begin Page

In this regard, a three-dimensional capacitor may be provided to increase the capacitance of the structure while preserving the smaller footprint of the SMoM 90. One such three-dimensional or multilayer SMoM capacitor 130 is illustrated in FIGS. 10-12B. With reference to FIG. 10, a perspective view of multilayer spiral MoM capacitor 130 is illustrated. The spiral MoM capacitor 130 includes a first layer 132 and a second layer 134. The first layer 132 includes a first trace 136 and a second trace 138, which spiral inwardly as previously explained with respect the embodiment of FIGS. 2 and 4. Vias 140 and 142 couple the first layer 132 to the second layer 134 and to corresponding traces 144 and 146. Note that first trace 136 is coupled to the corresponding trace 144 and the second trace 138 is coupled to the corresponding trace 146. By design, the first, trace 136 is on the outside of the spiral on the first layer 132 and corresponding trace 144 is on the inside of the spiral on the second layer 134. Likewise, the second trace 138 is on the inside of the spiral on the first layer 132 and on the outside of the spiral on the second layer 134. Put another way, elements of the second layer 134, the corresponding trace 144 that is electrically coupled to the first trace 136 is inwardly positioned relative to corresponding trace 146 that is electrically coupled to the second trace 138.

In this regard, FIG. 11 illustrates the layers 132, 134 from a top elevational view with the first trace 136 shaded the same as corresponding trace 144 and the second trace 138 shaded the same as corresponding trace 146 to highlight the commonality of the traces. In effect, this embodiment forms a first electrode 150 out of the first trace 136 and the corresponding trace 144 and a second electrode 152 out of the second trace 138 and the corresponding trace 146. The layers 132, 134 alternate which electrode is exteriorly positioned on the spiral. Note that while only two layers 132, 134 are illustrated, this pattern may be repeated through additional layers as better illustrated in FIG. 12A.

end Page
begin Record excerpts

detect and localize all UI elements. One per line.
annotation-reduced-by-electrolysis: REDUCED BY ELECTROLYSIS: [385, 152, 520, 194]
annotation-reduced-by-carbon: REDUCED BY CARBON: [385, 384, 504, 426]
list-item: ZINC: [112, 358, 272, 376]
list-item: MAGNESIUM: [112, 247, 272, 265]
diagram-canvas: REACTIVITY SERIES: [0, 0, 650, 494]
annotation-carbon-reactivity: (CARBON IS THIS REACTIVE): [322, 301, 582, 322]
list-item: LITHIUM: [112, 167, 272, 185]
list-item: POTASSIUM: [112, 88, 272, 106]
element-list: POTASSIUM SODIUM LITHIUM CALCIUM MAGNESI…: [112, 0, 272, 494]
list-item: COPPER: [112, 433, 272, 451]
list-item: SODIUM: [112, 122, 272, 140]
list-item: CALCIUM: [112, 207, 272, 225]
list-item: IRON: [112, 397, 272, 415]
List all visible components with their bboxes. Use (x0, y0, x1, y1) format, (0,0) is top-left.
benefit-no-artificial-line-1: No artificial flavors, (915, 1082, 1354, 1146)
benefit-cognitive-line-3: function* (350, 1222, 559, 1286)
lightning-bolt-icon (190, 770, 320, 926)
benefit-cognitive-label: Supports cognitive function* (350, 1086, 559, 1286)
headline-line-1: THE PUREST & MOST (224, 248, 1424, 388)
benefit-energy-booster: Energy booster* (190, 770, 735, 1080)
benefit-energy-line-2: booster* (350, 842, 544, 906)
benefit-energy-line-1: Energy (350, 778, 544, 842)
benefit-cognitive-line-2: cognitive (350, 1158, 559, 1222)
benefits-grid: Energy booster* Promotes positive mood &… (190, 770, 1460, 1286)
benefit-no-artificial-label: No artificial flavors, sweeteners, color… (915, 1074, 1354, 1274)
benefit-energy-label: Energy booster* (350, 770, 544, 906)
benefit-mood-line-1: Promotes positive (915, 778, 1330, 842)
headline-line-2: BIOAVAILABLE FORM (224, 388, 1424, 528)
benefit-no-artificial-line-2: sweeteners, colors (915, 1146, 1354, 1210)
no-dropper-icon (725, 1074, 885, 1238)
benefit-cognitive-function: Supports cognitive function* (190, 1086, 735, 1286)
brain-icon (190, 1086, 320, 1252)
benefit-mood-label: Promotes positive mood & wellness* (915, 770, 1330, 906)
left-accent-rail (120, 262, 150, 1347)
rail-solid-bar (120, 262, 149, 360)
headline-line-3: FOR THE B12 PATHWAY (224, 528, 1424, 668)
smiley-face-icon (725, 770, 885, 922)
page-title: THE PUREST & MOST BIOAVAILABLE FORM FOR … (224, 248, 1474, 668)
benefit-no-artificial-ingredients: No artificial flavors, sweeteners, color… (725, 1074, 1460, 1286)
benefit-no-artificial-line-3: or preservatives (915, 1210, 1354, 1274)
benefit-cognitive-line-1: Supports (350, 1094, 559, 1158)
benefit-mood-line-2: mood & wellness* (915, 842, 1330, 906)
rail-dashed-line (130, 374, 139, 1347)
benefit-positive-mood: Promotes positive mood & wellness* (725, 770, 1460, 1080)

end Record excerpts

● Requests
a – From the spiral capacitor description above, write out word for word the stretch from "In this regard, FIG." through "in FIG. 12A.".
b – Extend the spiral capacitor description above with the passage that comes next, beginning right after its final sentence.

● Responses per task
a –
In this regard, FIG. 11 illustrates the layers 132, 134 from a top elevational view with the first trace 136 shaded the same as corresponding trace 144 and the second trace 138 shaded the same as corresponding trace 146 to highlight the commonality of the traces. In effect, this embodiment forms a first electrode 150 out of the first trace 136 and the corresponding trace 144 and a second electrode 152 out of the second trace 138 and the corresponding trace 146. The layers 132, 134 alternate which electrode is exteriorly positioned on the spiral. Note that while only two layers 132, 134 are illustrated, this pattern may be repeated through additional layers as better illustrated in FIG. 12A.

b –
In this regard, FIG. 12A illustrates first layer 132 stacked on second layer 134, which in turn is stacked on layer 132′, which again reverses the arrangement of the traces such that the first electrode 150 is exteriorly positioned on the spiral relative to the second electrode 152. The stacking of layers provides additional capacitive density for the spiral MoM 130 by having more layers to have intralayer capacitance (e.g., between first trace 136 and second trace 138) and also creating interlayer capacitance between the layers 132, 134. FIG. 12B illustrates an assembled spiral MoM capacitor 130 with multiple layers 132, 134. However, as is readily apparent, the two dimensional foot print of the multilayer spiral MoM capacitor 130 is no larger than a single layer spiral MoM capacitor.

The SMoM capacitor according to embodiments disclosed herein may be provided in or integrated into any processor-based device. Examples, without limitation, include a set top box, an entertainment unit, a navigation device, a communications device, a fixed location data unit, a mobile location data unit, a mobile phone, a cellular phone, a computer, a portable computer, a desktop computer, a personal digital assistant (PDA), a monitor, a computer monitor, a television, a tuner, a radio, a satellite radio, a music player, a digital music player, a portable music player, a digital video player, a video player, a digital video disc (DVD) player, and a portable digital video player.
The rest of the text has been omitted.